Identify each line in the items below that contains the string "minimize", and copy every such line in full.
***** Supplied material
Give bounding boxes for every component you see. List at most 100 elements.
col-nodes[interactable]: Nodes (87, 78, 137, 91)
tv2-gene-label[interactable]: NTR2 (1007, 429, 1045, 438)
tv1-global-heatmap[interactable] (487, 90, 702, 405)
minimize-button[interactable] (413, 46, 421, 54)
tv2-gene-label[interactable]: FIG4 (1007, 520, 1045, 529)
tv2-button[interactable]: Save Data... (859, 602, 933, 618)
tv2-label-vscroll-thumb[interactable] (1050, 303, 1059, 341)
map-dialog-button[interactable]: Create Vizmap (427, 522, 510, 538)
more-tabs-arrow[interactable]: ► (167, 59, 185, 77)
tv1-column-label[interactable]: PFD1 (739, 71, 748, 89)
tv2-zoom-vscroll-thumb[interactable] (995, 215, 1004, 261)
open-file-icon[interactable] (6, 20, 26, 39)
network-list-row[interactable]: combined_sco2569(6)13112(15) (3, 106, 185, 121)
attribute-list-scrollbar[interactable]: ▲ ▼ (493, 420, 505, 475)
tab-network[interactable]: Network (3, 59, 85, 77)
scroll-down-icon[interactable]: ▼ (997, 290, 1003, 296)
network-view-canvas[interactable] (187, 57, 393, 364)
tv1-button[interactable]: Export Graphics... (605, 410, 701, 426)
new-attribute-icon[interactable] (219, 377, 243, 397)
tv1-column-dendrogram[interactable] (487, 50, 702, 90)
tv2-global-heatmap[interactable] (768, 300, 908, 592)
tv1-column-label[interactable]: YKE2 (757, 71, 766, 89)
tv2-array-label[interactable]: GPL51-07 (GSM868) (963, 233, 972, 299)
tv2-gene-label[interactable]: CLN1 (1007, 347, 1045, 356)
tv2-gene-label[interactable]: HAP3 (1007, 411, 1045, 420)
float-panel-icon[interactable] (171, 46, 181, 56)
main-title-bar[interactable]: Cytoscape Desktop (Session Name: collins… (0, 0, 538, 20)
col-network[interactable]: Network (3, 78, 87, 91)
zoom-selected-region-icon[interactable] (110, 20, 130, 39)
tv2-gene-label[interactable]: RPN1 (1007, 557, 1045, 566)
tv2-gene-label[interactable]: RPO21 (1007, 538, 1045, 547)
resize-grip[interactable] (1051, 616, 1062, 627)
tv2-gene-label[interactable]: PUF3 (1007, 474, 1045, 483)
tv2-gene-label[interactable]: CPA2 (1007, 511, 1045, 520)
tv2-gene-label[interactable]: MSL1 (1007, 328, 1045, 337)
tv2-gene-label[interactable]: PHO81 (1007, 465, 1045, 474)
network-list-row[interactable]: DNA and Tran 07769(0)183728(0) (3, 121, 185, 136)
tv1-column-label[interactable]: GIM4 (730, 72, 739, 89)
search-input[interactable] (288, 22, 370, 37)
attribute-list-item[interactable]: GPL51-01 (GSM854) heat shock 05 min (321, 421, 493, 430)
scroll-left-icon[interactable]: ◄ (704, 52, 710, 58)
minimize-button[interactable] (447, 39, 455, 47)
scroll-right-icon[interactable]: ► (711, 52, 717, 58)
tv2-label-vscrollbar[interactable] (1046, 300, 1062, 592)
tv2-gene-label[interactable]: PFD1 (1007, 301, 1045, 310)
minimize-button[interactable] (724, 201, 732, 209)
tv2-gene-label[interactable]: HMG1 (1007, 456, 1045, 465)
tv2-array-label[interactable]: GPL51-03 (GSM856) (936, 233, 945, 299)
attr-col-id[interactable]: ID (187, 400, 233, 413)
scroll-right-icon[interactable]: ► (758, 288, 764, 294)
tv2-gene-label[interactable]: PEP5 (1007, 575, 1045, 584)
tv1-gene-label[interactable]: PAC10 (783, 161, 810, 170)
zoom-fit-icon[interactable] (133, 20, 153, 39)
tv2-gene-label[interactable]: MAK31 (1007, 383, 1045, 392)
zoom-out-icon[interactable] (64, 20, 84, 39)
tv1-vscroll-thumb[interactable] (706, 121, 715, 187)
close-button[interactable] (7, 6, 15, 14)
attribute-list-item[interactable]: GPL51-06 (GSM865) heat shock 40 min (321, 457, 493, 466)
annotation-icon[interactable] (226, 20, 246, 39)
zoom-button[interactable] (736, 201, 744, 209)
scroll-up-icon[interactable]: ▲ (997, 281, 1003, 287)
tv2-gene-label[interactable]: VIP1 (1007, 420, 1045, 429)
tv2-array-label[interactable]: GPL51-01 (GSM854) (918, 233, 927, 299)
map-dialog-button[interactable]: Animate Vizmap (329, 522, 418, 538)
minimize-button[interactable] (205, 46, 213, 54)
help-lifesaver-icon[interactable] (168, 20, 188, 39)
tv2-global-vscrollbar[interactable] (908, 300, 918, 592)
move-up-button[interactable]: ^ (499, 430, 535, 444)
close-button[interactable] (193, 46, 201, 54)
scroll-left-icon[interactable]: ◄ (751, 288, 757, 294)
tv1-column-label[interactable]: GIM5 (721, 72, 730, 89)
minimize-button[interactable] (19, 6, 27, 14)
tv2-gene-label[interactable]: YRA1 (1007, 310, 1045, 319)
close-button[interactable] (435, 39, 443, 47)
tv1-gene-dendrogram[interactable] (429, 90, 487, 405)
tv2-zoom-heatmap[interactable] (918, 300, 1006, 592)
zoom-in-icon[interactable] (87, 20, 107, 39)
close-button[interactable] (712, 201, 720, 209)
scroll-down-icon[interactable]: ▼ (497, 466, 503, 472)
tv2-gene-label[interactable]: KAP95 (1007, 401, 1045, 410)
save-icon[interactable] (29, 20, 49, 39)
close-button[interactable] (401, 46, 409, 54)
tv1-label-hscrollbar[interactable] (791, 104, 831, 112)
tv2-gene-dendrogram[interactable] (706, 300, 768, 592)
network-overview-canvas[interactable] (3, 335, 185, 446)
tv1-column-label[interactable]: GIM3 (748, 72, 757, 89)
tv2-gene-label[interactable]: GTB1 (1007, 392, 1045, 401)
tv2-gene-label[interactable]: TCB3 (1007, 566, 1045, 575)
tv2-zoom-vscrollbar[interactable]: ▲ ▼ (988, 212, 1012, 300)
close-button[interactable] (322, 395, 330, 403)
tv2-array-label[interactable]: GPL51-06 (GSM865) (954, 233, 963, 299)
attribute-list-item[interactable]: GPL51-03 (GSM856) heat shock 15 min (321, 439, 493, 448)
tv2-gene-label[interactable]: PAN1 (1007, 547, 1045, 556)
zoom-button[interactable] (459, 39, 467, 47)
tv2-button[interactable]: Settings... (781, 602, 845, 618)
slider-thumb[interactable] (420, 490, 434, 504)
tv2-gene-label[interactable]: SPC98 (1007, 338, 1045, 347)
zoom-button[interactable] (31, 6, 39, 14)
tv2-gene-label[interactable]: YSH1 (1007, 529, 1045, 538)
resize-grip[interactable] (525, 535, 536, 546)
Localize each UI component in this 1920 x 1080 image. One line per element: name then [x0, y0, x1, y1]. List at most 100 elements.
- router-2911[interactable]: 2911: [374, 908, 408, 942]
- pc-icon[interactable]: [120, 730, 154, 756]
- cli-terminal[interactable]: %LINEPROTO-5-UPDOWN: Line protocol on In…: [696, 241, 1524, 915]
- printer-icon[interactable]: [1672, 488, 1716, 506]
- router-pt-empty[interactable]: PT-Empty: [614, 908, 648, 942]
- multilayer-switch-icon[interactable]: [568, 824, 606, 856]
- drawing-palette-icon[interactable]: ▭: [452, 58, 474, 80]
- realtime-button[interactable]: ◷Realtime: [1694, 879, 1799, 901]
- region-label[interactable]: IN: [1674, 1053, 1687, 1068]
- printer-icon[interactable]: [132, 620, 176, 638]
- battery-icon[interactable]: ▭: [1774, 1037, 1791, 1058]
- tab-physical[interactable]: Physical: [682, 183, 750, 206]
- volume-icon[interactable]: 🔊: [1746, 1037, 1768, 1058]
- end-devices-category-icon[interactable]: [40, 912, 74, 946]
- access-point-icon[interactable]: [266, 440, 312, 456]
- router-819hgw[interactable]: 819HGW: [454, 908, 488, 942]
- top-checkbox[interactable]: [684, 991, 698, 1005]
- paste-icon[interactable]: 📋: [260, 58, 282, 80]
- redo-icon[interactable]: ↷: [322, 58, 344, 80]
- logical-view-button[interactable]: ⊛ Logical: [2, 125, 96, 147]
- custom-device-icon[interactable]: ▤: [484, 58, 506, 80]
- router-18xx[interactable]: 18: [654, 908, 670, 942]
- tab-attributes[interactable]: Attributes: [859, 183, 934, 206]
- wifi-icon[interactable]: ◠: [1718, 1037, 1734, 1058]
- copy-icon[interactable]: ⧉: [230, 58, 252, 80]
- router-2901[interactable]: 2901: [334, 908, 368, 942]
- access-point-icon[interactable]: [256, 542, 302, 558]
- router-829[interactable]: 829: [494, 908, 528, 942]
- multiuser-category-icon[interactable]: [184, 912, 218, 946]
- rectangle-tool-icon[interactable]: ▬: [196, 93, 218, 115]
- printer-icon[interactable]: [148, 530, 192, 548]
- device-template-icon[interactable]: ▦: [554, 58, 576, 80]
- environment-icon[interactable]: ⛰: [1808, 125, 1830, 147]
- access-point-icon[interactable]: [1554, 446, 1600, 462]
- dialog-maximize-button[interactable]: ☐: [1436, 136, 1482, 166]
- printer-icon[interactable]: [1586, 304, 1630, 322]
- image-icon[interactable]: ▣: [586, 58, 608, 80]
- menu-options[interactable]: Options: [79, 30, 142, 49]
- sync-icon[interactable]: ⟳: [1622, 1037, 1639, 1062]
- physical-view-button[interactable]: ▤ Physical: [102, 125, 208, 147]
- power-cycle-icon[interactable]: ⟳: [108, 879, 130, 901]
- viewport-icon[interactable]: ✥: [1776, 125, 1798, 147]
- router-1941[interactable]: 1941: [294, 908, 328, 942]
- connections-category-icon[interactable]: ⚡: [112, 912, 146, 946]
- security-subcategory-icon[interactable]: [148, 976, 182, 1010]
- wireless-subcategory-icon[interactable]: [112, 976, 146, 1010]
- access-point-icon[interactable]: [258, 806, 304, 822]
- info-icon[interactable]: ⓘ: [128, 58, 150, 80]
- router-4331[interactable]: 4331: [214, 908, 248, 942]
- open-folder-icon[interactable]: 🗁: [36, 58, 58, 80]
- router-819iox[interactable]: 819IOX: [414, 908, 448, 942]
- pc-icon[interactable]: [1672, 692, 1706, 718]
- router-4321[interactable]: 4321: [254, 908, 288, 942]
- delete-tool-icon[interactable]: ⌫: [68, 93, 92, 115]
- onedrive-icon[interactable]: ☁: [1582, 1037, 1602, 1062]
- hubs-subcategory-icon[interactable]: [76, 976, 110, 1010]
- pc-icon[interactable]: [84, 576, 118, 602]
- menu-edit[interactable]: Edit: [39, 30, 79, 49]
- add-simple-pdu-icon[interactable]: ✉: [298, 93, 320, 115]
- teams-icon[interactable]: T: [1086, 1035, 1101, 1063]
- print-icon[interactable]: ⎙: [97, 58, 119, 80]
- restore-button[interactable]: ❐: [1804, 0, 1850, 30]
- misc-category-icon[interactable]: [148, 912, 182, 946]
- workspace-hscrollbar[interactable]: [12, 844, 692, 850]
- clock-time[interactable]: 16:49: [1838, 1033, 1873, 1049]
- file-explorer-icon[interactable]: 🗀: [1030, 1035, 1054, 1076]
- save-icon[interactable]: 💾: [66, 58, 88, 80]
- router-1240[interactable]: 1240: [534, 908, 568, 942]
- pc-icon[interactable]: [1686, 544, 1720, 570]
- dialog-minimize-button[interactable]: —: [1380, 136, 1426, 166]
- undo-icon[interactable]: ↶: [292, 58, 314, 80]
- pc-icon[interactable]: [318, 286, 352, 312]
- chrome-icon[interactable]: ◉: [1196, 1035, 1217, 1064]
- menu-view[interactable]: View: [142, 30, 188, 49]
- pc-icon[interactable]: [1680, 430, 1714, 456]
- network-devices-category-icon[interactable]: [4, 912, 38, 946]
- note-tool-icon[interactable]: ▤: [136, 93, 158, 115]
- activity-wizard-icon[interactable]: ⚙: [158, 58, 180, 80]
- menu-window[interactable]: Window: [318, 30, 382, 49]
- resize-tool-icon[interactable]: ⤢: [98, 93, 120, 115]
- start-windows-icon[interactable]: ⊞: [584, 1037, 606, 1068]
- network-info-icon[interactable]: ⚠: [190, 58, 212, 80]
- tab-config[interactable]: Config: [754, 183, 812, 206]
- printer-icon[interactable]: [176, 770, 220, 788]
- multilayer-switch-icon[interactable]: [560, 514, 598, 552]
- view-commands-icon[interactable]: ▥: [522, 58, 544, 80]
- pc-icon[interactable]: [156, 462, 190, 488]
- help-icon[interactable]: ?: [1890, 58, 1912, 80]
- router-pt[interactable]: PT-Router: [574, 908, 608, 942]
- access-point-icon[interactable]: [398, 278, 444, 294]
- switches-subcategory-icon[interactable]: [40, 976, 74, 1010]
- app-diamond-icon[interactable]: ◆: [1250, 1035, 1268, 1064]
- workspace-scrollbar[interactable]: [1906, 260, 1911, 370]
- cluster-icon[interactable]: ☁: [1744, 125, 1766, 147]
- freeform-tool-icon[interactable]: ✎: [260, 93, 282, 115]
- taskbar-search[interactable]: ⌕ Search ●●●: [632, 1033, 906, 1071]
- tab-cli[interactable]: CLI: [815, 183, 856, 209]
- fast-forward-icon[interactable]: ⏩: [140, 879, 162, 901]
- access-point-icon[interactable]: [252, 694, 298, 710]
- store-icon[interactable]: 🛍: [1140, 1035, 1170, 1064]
**********
#### Expected output
minimize-button[interactable] (413, 46, 421, 54)
minimize-button[interactable] (447, 39, 455, 47)
minimize-button[interactable] (724, 201, 732, 209)
minimize-button[interactable] (205, 46, 213, 54)
minimize-button[interactable] (19, 6, 27, 14)
- dialog-minimize-button[interactable]: —: [1380, 136, 1426, 166]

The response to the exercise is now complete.